[Extracted data entries]
# # # # # # #

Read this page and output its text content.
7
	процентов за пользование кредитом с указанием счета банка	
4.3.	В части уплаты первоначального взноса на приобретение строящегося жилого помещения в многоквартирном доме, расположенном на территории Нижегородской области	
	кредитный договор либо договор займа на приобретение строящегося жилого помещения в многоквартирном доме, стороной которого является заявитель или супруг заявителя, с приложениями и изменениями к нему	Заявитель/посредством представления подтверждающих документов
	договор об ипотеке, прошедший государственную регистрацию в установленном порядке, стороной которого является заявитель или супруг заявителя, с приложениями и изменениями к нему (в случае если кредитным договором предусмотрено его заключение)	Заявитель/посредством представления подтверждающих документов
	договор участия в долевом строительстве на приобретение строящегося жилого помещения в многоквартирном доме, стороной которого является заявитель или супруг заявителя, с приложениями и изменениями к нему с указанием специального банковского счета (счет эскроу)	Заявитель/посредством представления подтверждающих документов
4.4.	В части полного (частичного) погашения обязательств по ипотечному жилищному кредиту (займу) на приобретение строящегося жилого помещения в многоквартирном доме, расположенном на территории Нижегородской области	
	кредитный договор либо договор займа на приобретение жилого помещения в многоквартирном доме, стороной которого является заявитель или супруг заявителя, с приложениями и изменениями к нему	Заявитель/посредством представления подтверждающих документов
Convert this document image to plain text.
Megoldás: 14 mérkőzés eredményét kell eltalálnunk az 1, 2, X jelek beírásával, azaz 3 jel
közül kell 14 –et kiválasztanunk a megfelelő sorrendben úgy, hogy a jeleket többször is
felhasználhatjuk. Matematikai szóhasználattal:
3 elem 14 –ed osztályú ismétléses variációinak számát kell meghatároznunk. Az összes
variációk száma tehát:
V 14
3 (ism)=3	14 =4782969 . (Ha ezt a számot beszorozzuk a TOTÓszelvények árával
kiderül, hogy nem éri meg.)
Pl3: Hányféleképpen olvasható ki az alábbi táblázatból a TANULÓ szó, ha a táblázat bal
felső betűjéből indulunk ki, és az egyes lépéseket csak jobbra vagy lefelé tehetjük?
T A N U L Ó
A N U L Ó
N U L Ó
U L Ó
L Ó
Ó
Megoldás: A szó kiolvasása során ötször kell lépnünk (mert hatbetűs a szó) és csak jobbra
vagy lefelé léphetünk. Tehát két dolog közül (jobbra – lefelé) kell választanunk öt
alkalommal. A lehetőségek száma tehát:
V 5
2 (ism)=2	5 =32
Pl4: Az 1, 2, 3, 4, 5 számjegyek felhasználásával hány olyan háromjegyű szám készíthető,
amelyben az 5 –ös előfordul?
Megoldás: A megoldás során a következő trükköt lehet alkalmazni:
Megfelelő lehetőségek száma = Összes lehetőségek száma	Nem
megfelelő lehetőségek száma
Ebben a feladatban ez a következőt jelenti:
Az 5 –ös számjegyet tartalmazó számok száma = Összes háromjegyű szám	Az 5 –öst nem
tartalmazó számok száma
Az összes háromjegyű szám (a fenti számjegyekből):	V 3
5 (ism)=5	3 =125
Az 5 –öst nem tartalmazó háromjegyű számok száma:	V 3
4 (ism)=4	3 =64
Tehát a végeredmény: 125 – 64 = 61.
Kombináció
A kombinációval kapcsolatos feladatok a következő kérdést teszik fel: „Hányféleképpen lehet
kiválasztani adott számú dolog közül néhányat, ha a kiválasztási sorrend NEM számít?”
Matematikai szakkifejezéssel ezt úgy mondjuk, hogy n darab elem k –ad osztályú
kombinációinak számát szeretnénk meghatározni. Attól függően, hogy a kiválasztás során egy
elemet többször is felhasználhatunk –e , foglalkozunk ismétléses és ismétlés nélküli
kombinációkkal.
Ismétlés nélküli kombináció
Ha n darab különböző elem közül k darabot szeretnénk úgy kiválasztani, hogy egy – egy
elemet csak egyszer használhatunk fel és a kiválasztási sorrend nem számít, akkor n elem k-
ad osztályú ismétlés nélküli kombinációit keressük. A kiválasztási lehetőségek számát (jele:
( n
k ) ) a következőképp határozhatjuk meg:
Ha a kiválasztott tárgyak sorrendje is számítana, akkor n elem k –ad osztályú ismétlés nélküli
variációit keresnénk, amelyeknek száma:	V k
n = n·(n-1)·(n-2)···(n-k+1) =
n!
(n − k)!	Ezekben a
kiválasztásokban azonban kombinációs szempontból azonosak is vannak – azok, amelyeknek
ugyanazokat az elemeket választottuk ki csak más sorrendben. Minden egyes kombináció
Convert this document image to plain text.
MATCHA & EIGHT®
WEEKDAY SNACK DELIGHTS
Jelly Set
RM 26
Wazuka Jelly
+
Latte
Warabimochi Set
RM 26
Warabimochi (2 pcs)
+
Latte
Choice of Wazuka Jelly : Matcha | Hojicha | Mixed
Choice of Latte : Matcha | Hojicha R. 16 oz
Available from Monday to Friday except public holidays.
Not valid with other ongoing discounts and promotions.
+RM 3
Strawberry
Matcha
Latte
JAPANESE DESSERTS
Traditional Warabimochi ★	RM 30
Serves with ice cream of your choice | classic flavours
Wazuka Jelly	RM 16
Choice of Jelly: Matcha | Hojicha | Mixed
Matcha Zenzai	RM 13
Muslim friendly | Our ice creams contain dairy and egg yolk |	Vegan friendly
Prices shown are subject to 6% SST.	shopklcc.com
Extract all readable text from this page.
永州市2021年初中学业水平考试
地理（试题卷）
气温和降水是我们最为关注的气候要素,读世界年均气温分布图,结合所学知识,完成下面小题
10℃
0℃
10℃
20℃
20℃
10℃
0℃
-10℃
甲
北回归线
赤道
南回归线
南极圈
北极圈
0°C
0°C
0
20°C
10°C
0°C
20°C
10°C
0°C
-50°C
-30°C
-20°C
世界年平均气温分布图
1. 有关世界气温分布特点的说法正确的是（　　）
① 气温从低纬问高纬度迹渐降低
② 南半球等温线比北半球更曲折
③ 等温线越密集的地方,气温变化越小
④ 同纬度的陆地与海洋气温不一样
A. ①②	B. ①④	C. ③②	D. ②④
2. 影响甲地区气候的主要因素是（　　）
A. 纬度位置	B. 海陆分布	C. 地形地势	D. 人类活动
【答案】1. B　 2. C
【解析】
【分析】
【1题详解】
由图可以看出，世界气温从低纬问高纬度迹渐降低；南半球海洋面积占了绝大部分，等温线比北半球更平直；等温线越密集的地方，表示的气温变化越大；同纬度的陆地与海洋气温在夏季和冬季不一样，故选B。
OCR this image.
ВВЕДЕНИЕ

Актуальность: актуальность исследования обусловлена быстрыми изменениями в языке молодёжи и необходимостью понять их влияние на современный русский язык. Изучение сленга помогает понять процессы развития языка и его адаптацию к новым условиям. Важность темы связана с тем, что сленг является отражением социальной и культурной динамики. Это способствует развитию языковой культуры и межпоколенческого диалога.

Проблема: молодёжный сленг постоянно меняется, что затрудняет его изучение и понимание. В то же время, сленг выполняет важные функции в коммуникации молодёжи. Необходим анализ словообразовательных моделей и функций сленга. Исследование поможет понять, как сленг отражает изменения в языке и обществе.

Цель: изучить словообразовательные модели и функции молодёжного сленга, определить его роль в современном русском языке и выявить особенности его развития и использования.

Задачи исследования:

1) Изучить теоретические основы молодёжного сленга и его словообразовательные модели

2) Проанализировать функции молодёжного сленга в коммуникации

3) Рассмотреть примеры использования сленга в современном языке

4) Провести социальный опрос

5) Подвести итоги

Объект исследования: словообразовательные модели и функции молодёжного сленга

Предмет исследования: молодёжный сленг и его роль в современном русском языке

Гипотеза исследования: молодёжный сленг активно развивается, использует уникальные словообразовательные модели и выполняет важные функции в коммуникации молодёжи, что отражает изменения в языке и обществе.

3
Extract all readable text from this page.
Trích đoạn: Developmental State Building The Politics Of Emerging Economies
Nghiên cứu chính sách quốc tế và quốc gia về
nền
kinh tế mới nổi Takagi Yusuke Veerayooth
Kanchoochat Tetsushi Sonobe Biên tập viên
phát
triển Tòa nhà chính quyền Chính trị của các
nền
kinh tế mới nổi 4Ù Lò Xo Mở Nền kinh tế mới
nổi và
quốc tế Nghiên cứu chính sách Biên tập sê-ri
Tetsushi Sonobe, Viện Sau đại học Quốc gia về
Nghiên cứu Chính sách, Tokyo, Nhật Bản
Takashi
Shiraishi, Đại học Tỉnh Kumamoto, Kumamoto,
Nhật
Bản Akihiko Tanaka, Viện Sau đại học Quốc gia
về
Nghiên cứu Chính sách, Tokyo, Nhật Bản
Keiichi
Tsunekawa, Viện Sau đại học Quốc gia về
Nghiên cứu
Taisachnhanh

# # # # # # #

### Do this
Report how many lines in the records hold the word "модели", giving the number and nothing else.

### Response
4